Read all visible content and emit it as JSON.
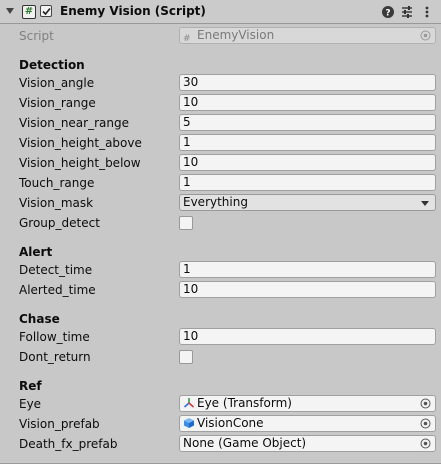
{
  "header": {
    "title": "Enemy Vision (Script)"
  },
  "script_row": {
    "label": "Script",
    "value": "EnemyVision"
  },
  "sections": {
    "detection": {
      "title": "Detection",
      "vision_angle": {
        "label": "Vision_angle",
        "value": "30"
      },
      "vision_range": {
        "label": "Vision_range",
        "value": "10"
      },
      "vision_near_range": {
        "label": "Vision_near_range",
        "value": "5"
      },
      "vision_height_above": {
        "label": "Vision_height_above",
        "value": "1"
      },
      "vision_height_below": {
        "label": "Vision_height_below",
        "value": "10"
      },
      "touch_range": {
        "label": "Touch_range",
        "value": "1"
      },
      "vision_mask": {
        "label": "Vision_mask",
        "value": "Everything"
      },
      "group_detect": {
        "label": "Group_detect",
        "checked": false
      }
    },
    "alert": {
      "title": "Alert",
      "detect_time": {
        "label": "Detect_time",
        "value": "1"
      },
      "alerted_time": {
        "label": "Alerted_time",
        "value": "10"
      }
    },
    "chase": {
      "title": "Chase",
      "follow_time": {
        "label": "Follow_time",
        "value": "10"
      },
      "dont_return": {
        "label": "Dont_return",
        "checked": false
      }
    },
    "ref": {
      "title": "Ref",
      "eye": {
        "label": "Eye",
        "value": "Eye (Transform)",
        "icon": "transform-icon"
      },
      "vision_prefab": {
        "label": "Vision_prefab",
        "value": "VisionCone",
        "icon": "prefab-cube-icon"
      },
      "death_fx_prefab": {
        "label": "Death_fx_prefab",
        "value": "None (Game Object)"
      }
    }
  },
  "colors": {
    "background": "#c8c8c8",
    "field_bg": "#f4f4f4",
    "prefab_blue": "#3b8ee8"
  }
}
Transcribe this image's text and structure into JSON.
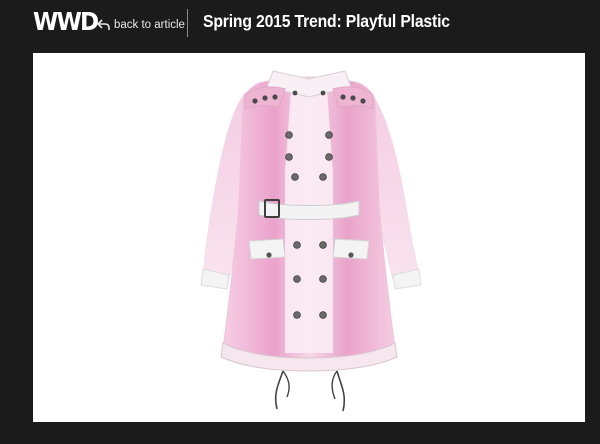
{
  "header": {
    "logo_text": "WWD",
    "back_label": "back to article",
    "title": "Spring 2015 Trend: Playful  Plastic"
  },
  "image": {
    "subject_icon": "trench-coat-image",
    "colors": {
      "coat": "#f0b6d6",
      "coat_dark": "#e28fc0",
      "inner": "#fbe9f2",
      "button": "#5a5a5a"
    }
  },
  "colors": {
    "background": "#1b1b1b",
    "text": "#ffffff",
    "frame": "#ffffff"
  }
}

◆ ◆ ◆ ◆

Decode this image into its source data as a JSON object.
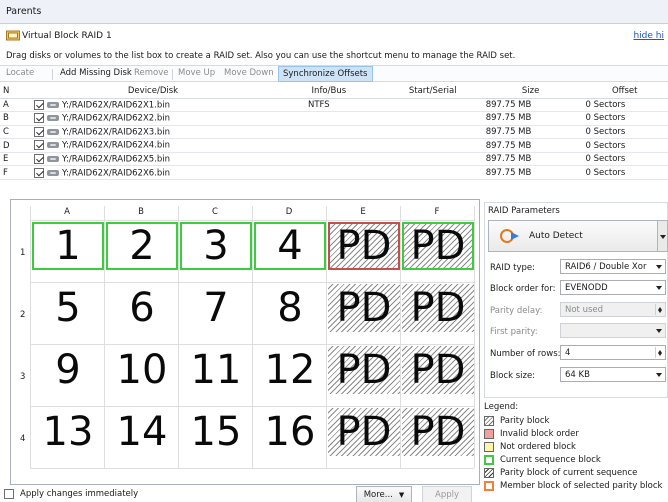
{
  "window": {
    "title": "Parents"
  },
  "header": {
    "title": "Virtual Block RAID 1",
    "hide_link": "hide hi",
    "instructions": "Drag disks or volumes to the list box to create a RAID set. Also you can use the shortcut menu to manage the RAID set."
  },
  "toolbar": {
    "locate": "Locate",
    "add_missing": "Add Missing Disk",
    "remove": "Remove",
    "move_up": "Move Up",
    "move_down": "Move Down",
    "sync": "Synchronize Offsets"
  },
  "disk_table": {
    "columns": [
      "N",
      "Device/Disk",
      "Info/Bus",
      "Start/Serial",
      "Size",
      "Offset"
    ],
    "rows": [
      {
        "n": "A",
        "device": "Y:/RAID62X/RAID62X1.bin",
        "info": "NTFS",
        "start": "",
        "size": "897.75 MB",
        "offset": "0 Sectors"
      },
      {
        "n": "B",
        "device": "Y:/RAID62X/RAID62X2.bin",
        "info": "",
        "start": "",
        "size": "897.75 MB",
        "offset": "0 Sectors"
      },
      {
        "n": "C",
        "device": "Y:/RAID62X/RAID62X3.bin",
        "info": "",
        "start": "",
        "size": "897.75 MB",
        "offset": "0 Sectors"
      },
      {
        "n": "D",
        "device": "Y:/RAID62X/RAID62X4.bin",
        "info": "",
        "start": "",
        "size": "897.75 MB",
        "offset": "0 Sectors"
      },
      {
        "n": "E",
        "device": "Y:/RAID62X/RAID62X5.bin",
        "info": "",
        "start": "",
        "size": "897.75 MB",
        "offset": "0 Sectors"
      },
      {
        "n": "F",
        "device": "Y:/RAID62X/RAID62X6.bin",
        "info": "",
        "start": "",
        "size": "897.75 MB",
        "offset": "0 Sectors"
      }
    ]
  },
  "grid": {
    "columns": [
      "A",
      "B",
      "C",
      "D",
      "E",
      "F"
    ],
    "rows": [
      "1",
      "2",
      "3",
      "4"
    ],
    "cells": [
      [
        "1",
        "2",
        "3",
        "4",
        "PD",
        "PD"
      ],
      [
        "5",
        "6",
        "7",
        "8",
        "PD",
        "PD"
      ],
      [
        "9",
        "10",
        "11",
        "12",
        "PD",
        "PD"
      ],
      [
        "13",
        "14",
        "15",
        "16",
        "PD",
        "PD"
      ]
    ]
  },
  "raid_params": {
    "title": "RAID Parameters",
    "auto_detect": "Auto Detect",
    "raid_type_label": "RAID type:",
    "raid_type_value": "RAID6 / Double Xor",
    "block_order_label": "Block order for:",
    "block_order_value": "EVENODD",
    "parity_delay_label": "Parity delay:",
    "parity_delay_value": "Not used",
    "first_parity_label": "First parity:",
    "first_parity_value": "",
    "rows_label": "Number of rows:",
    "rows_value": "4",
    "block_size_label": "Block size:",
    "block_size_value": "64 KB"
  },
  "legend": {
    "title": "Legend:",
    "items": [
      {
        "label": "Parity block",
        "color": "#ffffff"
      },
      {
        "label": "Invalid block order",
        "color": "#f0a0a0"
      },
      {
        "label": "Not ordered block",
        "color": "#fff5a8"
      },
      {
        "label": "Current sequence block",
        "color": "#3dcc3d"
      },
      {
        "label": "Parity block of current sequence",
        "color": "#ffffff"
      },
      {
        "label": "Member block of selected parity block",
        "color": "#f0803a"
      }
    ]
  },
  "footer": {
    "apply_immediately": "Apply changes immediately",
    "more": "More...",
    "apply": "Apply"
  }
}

◆ ◆ ◆ ◆

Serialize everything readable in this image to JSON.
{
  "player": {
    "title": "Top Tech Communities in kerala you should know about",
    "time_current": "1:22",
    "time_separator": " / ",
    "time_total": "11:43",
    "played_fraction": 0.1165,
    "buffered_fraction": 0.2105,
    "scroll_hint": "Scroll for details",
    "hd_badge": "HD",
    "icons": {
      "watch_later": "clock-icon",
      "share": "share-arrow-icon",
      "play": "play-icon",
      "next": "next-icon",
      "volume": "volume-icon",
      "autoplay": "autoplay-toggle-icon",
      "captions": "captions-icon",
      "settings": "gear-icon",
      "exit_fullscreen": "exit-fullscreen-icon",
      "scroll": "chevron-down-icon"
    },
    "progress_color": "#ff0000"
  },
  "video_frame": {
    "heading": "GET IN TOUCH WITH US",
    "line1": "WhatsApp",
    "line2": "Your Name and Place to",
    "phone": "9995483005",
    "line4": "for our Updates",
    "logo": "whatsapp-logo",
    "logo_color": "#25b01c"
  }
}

◆ ◆ ◆ ◆

§ WHAT TO PRODUCE: Extract lines where the string "sequence" occurs.

§ RESULT BELOW:
        "label": "Current sequence block",
        "label": "Parity block of current sequence",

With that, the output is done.